● Provided records
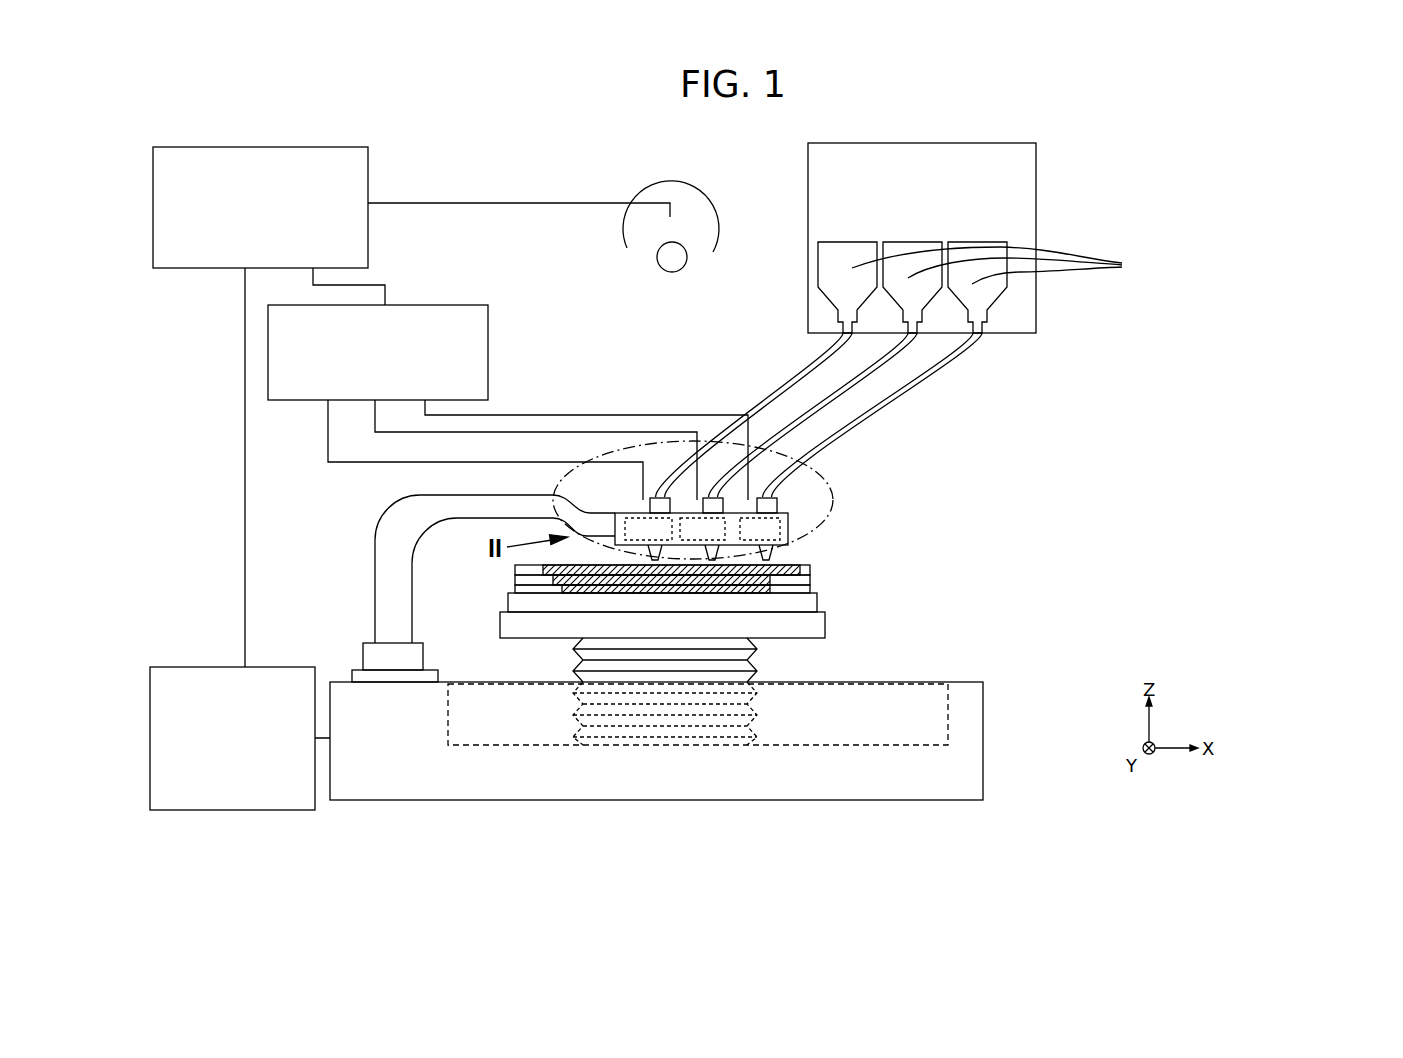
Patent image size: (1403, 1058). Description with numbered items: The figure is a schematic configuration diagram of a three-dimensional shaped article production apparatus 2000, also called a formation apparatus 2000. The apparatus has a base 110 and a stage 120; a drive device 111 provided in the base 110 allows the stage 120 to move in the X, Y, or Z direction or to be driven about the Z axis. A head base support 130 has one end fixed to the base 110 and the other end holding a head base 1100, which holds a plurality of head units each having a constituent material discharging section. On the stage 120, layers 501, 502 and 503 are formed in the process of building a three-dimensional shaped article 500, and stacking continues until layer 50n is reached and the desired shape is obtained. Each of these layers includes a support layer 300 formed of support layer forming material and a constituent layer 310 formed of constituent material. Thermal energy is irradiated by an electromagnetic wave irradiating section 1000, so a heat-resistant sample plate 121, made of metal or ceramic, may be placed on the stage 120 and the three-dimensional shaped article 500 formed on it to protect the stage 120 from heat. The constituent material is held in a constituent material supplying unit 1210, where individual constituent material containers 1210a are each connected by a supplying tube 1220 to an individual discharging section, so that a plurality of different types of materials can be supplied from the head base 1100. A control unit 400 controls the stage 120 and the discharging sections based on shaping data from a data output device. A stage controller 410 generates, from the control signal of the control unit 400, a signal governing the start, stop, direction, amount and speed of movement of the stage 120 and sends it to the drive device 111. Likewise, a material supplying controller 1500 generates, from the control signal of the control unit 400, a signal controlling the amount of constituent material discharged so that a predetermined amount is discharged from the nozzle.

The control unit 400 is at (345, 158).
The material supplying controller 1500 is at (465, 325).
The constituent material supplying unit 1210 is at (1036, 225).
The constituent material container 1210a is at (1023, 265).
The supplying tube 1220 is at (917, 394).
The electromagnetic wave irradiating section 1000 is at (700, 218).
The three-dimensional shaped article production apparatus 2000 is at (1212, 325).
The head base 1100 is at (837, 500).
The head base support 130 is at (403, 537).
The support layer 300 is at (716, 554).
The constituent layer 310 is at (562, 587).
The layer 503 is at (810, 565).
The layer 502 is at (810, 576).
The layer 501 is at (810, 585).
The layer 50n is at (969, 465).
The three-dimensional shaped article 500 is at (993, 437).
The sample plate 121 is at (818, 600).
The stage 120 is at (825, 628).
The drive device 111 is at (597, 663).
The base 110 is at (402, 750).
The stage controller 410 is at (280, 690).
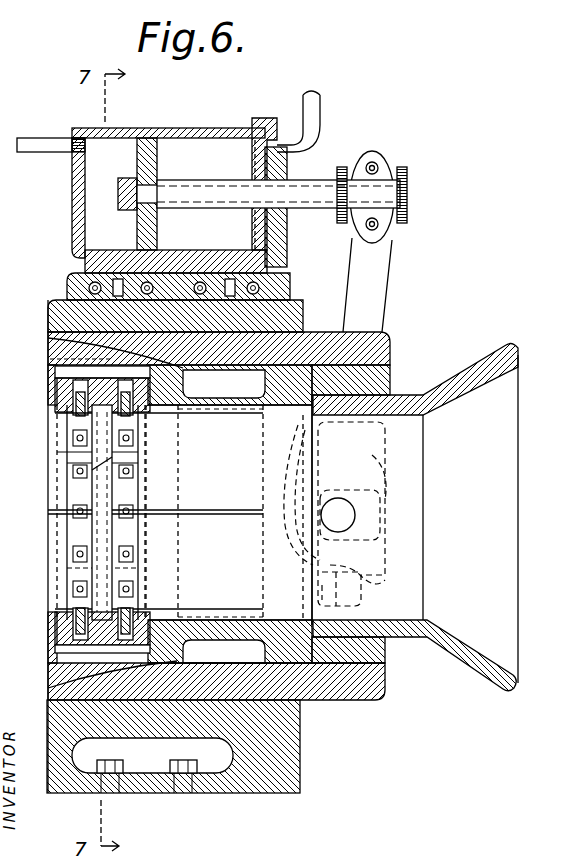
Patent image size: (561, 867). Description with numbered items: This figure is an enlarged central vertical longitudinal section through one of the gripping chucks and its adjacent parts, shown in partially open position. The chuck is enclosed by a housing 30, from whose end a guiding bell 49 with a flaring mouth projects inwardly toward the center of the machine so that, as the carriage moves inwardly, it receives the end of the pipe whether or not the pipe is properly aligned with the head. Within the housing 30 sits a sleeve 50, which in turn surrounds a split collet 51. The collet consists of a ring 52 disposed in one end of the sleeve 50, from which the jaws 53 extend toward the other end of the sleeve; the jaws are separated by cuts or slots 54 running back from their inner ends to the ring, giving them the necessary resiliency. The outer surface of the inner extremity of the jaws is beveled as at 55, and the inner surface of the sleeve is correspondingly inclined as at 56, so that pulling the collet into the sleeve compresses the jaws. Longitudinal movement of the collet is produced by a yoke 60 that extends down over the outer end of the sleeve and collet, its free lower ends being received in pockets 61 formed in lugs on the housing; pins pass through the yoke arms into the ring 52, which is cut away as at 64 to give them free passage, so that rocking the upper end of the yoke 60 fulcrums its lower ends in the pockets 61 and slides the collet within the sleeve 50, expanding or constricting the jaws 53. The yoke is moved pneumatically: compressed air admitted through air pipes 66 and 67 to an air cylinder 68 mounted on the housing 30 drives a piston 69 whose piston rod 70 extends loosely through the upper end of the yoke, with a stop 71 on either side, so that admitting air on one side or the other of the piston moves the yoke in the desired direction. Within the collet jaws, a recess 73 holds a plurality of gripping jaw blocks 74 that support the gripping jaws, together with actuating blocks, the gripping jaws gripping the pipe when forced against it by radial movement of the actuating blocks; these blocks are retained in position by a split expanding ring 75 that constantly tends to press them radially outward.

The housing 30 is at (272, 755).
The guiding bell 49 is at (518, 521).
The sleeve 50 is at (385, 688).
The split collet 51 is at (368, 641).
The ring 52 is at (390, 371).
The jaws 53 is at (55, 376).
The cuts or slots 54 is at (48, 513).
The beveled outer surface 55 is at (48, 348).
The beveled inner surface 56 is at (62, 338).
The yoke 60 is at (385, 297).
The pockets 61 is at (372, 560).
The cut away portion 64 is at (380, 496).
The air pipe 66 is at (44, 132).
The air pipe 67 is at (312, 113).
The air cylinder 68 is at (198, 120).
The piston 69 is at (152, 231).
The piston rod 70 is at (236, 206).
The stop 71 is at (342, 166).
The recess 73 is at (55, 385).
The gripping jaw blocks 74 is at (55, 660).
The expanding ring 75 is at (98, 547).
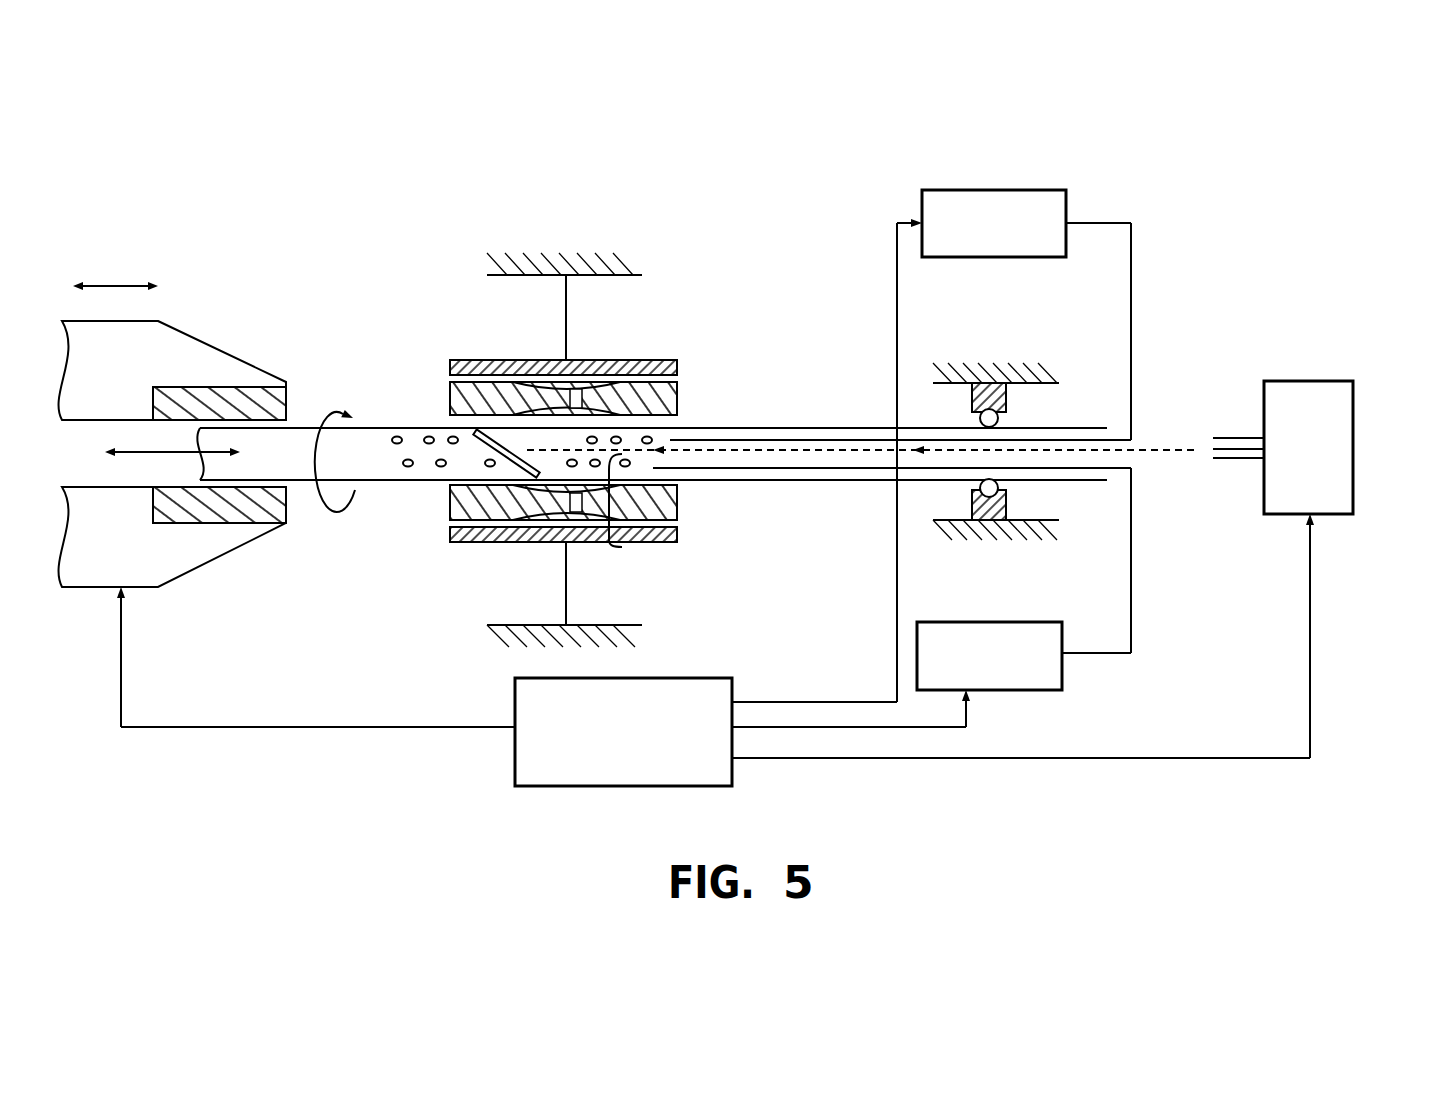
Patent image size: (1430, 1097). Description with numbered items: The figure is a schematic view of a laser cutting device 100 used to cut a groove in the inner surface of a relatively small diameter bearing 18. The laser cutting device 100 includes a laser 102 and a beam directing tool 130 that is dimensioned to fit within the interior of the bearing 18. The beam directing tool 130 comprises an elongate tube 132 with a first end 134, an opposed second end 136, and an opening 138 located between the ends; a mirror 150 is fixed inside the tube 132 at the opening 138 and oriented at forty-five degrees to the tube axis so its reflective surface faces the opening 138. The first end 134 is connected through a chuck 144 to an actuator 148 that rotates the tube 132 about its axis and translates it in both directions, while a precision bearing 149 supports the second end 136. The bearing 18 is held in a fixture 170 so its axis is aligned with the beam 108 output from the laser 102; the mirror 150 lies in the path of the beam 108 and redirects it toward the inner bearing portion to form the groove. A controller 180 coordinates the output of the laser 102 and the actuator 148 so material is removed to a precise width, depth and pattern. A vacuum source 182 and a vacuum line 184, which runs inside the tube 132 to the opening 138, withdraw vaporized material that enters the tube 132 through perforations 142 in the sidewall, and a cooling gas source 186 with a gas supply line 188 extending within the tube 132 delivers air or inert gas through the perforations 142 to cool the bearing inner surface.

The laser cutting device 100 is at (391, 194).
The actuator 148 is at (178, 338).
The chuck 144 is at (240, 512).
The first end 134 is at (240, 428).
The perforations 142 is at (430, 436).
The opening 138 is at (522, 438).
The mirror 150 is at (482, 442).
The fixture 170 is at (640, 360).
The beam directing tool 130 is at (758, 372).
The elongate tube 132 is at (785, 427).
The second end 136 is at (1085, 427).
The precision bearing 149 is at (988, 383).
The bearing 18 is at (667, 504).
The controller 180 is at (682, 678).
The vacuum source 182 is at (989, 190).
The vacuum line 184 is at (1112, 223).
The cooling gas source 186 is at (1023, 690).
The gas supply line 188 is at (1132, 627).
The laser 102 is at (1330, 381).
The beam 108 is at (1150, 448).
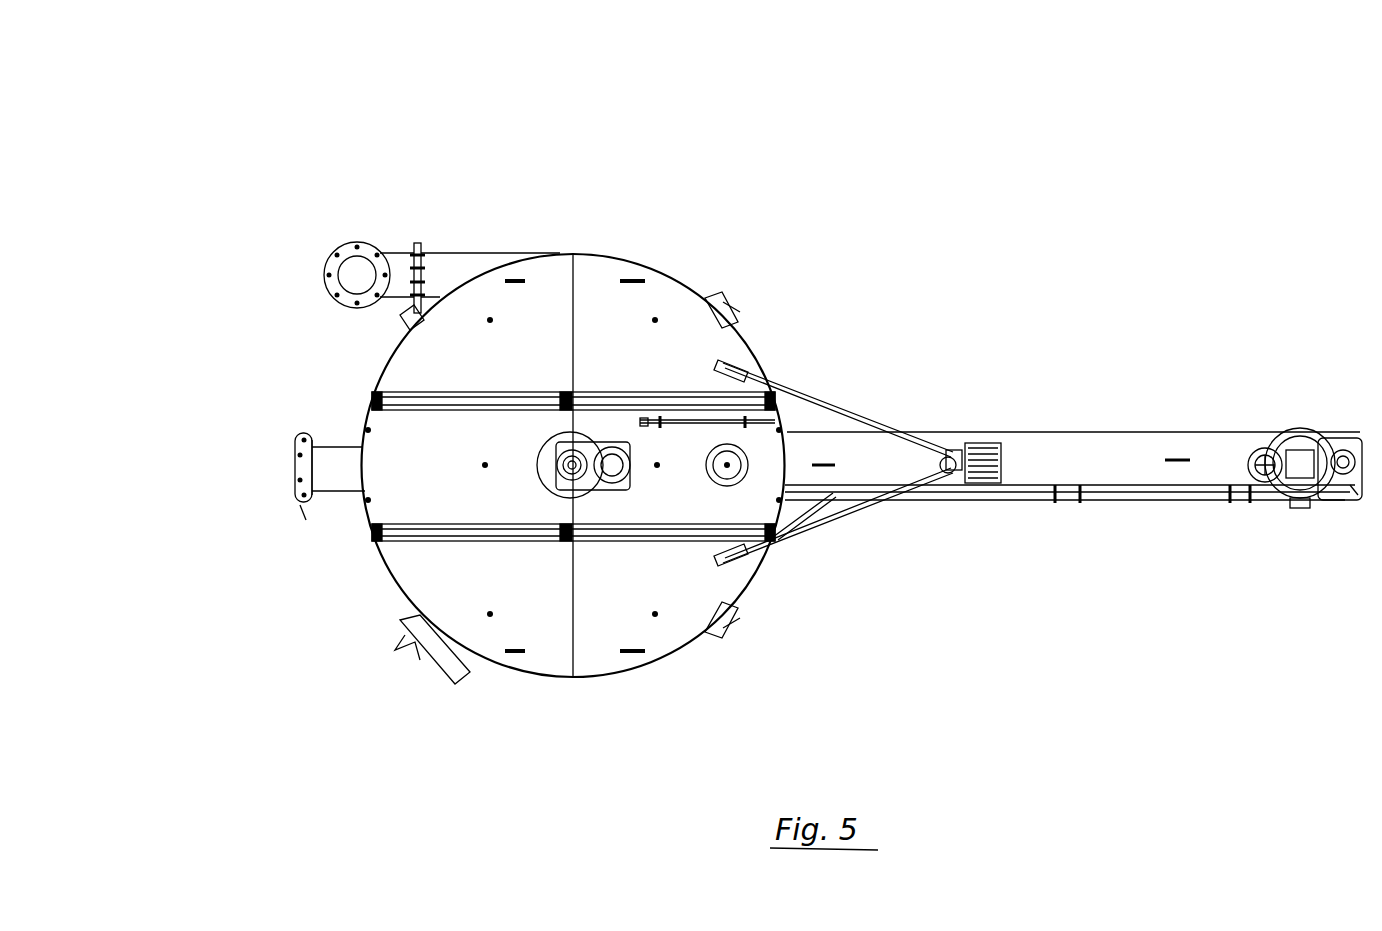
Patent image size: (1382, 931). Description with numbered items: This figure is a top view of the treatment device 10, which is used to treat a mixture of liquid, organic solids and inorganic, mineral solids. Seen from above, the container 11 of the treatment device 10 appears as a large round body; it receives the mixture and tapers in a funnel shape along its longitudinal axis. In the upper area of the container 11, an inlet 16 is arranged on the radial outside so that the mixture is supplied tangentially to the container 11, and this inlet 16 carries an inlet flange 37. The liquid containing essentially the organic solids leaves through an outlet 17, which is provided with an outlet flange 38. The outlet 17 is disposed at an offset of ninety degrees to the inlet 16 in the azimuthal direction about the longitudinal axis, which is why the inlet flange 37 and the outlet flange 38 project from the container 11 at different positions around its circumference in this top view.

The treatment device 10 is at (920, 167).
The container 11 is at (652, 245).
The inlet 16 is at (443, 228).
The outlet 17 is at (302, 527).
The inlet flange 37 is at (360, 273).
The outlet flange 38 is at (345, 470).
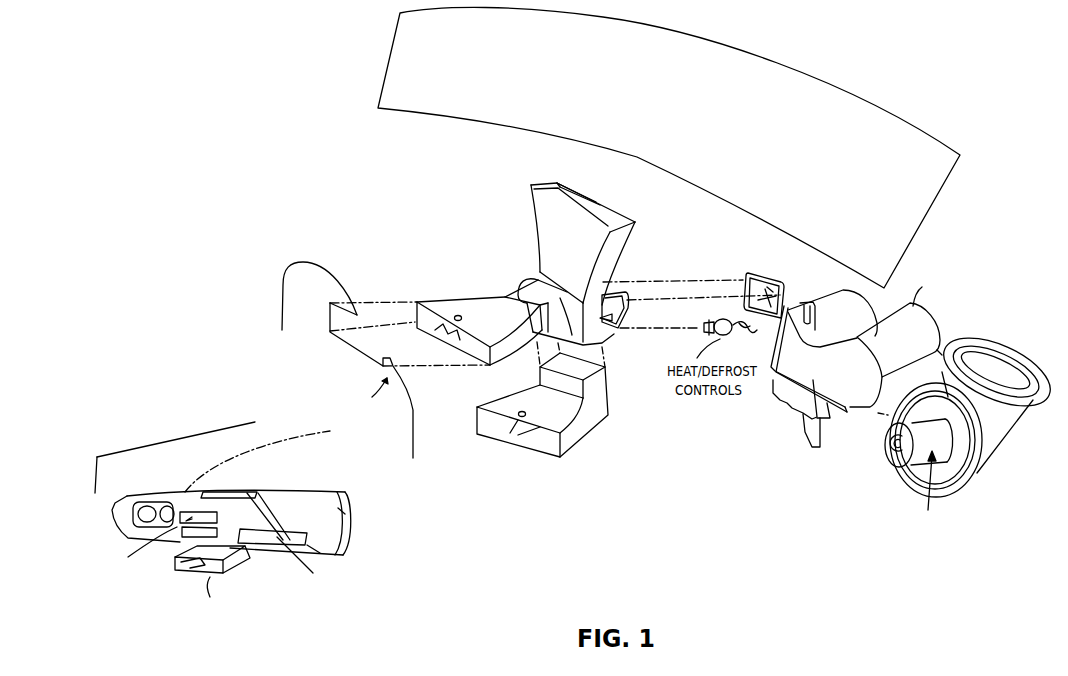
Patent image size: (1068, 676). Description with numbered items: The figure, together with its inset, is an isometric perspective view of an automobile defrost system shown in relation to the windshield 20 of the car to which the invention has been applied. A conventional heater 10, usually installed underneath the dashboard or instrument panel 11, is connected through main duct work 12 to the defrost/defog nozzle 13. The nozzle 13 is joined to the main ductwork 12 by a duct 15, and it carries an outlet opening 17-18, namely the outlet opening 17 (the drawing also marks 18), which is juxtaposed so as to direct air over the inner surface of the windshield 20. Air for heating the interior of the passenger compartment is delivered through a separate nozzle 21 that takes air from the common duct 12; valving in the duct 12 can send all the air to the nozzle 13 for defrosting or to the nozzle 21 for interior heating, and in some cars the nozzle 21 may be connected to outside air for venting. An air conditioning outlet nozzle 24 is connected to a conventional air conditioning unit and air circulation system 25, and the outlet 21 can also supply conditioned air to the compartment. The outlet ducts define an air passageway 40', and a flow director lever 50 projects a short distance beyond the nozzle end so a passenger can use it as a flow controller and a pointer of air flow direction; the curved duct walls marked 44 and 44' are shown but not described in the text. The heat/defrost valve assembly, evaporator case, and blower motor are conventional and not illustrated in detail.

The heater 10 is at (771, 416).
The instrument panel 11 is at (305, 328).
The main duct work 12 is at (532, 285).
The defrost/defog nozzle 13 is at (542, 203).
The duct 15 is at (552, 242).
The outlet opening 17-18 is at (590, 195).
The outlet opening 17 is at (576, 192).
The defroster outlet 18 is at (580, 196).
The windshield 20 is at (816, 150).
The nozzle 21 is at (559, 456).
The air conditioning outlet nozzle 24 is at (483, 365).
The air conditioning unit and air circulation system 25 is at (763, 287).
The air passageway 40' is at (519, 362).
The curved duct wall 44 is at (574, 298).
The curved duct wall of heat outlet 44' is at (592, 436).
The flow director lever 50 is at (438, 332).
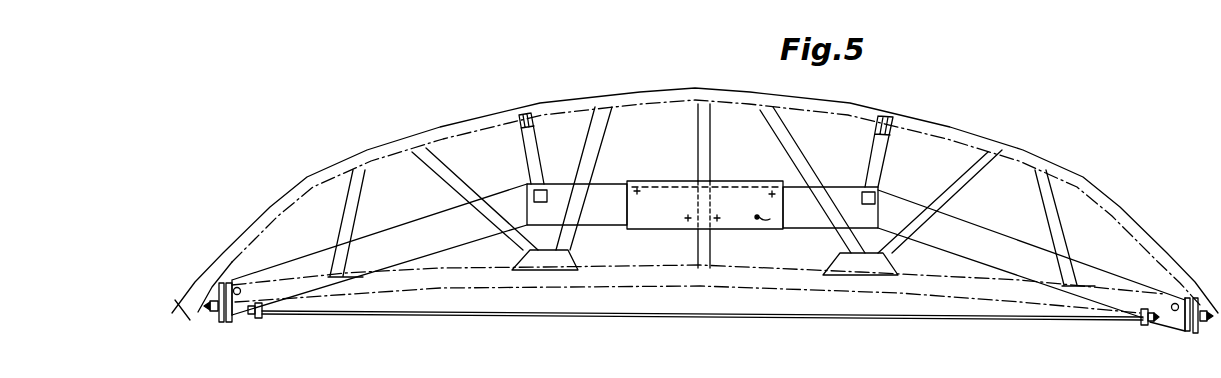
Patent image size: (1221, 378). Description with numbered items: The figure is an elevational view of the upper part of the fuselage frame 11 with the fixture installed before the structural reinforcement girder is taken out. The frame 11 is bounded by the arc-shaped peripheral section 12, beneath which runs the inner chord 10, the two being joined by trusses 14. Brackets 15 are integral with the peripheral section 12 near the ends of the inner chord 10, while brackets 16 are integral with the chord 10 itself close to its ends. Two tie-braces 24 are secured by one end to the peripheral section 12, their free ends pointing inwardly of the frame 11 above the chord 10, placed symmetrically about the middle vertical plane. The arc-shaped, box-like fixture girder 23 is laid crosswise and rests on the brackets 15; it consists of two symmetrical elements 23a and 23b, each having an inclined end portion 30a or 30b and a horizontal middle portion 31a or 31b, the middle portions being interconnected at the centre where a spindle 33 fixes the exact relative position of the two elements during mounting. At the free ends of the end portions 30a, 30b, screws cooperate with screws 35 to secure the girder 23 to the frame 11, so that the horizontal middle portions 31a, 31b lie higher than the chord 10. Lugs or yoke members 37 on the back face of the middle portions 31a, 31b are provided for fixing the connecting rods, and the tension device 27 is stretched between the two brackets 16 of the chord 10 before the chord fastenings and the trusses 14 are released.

● Given problem
Copy out the entries verbatim, starting with the line that contains "Patent image size: (1068, 676)." and continuing down through the line that contains "The duct 15 is at (552, 242).".

● The answer
Patent image size: (1068, 676). Description with numbered items: The figure, together with its inset, is an isometric perspective view of an automobile defrost system shown in relation to the windshield 20 of the car to which the invention has been applied. A conventional heater 10, usually installed underneath the dashboard or instrument panel 11, is connected through main duct work 12 to the defrost/defog nozzle 13. The nozzle 13 is joined to the main ductwork 12 by a duct 15, and it carries an outlet opening 17-18, namely the outlet opening 17 (the drawing also marks 18), which is juxtaposed so as to direct air over the inner surface of the windshield 20. Air for heating the interior of the passenger compartment is delivered through a separate nozzle 21 that takes air from the common duct 12; valving in the duct 12 can send all the air to the nozzle 13 for defrosting or to the nozzle 21 for interior heating, and in some cars the nozzle 21 may be connected to outside air for venting. An air conditioning outlet nozzle 24 is connected to a conventional air conditioning unit and air circulation system 25, and the outlet 21 can also supply conditioned air to the compartment. The outlet ducts define an air passageway 40', and a flow director lever 50 projects a short distance beyond the nozzle end so a passenger can use it as a flow controller and a pointer of air flow direction; the curved duct walls marked 44 and 44' are shown but not described in the text. The heat/defrost valve assembly, evaporator case, and blower motor are conventional and not illustrated in detail.

The heater 10 is at (771, 416).
The instrument panel 11 is at (305, 328).
The main duct work 12 is at (532, 285).
The defrost/defog nozzle 13 is at (542, 203).
The duct 15 is at (552, 242).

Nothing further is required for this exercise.